--- TASK DIRECTIONS ---
Select every line holding the word "count" and copy it.
===== DATA ROWS =====
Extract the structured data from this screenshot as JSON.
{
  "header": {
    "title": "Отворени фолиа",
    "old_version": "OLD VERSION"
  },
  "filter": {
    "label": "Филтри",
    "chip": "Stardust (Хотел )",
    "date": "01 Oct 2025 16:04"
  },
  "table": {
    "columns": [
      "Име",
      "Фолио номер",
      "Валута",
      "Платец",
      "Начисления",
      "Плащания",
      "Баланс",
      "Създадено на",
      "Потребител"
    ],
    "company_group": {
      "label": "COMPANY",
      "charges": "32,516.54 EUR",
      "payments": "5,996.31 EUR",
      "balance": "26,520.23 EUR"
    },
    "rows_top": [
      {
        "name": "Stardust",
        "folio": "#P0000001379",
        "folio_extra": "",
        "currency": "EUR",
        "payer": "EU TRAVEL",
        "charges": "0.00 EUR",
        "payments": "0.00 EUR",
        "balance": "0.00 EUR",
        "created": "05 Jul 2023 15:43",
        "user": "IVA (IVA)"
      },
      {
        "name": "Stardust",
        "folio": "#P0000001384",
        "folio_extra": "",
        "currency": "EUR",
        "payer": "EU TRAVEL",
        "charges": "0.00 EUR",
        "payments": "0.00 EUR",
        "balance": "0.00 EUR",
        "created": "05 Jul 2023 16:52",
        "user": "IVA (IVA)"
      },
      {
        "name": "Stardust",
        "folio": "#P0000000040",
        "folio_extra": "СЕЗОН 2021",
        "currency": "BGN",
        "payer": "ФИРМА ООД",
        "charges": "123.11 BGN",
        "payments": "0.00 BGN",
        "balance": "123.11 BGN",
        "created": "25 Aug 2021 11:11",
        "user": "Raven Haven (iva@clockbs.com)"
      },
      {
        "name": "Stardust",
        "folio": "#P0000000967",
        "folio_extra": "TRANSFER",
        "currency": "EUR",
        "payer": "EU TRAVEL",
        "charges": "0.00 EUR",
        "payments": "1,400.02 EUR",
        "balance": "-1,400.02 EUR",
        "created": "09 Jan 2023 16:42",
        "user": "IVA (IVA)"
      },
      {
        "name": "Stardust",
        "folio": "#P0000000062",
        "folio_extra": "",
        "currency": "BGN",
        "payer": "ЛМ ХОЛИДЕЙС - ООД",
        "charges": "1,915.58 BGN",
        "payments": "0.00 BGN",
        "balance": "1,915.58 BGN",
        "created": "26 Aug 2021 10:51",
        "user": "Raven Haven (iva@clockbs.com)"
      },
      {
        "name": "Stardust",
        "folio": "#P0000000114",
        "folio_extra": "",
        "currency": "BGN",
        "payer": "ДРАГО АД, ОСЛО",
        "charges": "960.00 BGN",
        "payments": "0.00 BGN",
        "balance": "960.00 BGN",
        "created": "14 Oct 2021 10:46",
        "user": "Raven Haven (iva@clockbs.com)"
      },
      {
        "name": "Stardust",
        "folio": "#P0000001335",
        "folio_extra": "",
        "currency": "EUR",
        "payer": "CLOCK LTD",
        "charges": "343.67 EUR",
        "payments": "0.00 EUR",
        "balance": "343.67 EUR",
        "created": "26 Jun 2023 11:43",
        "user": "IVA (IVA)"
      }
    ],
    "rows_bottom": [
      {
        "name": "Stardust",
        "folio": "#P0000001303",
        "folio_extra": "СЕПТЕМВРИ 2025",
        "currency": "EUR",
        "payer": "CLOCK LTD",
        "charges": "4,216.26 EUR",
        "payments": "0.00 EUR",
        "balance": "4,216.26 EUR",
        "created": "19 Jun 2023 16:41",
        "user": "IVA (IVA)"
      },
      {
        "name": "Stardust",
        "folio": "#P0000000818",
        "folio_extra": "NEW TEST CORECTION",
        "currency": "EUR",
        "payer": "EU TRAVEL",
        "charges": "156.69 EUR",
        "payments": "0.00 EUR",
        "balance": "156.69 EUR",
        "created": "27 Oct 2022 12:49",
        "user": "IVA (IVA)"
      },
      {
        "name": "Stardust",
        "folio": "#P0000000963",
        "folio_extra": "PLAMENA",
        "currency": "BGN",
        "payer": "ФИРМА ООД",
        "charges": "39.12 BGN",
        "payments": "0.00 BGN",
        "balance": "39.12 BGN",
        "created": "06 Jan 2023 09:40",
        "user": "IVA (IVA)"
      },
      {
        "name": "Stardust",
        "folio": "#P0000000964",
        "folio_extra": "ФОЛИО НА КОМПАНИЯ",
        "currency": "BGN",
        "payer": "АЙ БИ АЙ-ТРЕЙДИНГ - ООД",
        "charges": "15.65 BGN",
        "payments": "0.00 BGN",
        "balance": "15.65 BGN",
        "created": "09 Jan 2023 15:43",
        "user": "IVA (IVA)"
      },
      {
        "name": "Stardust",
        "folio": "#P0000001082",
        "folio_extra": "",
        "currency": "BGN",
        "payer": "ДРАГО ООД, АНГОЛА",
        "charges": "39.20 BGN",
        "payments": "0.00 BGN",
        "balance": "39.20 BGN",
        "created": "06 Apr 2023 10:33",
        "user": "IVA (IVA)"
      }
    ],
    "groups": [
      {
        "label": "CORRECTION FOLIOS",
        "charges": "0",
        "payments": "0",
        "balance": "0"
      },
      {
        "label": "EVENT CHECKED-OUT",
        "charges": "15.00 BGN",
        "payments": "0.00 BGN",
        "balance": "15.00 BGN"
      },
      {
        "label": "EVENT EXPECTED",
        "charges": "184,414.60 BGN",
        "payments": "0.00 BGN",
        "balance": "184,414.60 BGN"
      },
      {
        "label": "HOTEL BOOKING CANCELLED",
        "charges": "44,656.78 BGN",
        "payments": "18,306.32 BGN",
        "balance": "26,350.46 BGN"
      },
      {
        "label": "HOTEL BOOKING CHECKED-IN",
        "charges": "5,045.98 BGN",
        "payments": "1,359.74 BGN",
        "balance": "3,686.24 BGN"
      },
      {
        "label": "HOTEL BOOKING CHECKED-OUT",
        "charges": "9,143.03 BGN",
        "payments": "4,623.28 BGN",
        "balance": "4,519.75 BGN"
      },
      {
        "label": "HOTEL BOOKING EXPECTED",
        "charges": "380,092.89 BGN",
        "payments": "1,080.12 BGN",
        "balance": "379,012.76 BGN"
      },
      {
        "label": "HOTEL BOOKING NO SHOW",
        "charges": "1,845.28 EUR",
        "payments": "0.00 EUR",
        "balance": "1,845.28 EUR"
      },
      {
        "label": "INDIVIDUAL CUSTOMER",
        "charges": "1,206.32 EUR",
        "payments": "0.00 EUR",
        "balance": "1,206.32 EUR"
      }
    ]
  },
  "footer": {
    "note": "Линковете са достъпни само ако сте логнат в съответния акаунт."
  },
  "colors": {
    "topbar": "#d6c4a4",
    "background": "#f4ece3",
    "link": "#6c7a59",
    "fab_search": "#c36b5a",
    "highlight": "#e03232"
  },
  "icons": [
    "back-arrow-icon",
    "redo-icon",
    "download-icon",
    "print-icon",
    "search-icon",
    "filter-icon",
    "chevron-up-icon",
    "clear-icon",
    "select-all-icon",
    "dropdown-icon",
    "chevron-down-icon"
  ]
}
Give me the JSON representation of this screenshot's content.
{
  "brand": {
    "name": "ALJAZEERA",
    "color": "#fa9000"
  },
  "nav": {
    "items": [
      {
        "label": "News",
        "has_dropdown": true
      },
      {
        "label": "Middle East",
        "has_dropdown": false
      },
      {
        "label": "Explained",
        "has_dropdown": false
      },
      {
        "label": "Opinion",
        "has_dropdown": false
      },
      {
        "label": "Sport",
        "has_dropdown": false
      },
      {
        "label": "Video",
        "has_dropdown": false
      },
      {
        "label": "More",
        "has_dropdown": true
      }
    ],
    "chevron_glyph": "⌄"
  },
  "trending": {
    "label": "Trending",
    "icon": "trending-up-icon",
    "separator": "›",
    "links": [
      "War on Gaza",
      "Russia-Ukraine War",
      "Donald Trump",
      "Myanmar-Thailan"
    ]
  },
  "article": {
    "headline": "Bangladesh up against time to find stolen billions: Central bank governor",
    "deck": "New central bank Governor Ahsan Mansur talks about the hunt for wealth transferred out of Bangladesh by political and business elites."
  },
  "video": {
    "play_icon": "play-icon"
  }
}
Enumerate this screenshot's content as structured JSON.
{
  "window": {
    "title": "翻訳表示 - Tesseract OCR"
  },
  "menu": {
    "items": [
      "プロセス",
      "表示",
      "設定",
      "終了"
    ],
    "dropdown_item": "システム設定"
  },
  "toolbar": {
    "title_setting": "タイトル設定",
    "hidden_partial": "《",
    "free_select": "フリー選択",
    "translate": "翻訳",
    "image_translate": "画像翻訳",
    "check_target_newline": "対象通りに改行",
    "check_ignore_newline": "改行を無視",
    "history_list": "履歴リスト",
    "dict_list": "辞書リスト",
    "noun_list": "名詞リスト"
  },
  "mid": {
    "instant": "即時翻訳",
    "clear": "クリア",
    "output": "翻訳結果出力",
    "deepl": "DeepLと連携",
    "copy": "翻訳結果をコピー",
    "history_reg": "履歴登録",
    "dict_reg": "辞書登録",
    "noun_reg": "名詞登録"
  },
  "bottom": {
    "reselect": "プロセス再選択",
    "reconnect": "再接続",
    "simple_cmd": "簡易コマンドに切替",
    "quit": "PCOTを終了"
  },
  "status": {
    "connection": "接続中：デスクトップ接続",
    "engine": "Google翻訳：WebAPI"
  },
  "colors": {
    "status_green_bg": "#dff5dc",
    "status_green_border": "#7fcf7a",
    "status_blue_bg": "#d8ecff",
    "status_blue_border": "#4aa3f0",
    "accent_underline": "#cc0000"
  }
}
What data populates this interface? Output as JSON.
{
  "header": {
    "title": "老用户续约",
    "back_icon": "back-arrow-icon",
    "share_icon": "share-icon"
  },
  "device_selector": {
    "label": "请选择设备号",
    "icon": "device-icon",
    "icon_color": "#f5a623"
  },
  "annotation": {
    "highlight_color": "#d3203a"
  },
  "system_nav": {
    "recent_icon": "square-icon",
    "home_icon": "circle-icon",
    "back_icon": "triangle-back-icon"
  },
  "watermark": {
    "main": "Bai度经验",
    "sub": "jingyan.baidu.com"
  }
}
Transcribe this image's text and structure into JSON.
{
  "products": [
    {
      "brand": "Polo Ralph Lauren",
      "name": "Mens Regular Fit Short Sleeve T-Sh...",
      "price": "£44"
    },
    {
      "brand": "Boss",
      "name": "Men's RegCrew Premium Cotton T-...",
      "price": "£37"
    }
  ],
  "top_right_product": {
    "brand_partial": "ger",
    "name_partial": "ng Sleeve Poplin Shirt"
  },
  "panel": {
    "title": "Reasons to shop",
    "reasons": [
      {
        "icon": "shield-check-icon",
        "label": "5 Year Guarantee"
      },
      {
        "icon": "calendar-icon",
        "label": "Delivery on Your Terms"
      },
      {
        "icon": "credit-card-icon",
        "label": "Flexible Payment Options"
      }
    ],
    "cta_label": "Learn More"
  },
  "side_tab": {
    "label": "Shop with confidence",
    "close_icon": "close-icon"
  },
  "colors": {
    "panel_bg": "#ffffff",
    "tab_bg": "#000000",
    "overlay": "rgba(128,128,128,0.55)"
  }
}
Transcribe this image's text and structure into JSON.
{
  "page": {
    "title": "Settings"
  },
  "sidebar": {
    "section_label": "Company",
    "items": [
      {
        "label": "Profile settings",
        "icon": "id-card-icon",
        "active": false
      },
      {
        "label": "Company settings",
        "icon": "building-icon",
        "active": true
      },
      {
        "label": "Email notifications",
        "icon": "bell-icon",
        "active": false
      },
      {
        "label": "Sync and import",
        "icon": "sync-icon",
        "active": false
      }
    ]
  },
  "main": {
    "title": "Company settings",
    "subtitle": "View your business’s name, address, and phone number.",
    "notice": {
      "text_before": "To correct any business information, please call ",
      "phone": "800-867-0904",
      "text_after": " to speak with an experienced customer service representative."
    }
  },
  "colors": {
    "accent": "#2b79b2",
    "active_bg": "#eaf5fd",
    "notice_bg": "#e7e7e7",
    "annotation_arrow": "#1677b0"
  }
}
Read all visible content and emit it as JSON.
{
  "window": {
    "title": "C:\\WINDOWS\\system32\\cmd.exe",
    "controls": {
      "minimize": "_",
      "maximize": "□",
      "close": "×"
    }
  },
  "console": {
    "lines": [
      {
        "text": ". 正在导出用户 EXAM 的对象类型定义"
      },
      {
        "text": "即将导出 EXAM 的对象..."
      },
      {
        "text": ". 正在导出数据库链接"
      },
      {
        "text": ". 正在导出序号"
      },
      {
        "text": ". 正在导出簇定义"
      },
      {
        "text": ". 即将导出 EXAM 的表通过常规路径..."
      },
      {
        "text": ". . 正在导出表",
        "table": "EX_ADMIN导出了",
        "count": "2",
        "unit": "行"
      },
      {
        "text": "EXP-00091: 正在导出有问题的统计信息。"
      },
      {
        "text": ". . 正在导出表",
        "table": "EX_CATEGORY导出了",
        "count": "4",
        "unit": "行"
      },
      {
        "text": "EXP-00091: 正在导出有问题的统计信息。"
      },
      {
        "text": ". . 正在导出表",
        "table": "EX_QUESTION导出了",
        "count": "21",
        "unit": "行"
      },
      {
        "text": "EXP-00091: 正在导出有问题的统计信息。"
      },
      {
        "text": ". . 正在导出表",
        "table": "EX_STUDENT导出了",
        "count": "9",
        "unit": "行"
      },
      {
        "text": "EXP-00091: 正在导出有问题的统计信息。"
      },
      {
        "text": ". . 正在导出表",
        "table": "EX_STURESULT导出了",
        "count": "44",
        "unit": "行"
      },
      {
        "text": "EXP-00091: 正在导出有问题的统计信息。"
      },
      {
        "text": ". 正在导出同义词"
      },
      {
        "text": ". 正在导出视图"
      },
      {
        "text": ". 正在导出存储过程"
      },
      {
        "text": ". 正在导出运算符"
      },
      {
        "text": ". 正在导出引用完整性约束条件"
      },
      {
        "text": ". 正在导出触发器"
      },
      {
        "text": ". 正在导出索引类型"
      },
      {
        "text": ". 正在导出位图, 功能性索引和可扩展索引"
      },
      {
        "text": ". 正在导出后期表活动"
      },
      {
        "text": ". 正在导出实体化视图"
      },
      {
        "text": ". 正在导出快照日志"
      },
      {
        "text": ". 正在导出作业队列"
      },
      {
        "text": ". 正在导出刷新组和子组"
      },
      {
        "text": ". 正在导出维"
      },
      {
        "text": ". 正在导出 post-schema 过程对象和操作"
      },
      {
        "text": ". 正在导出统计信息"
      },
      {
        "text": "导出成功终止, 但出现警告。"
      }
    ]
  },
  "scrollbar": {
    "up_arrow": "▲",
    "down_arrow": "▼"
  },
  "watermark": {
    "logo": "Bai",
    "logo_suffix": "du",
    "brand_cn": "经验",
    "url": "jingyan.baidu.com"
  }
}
=====
--- SOLVED PROBLEM ---
        "count": "2",
        "count": "4",
        "count": "21",
        "count": "9",
        "count": "44",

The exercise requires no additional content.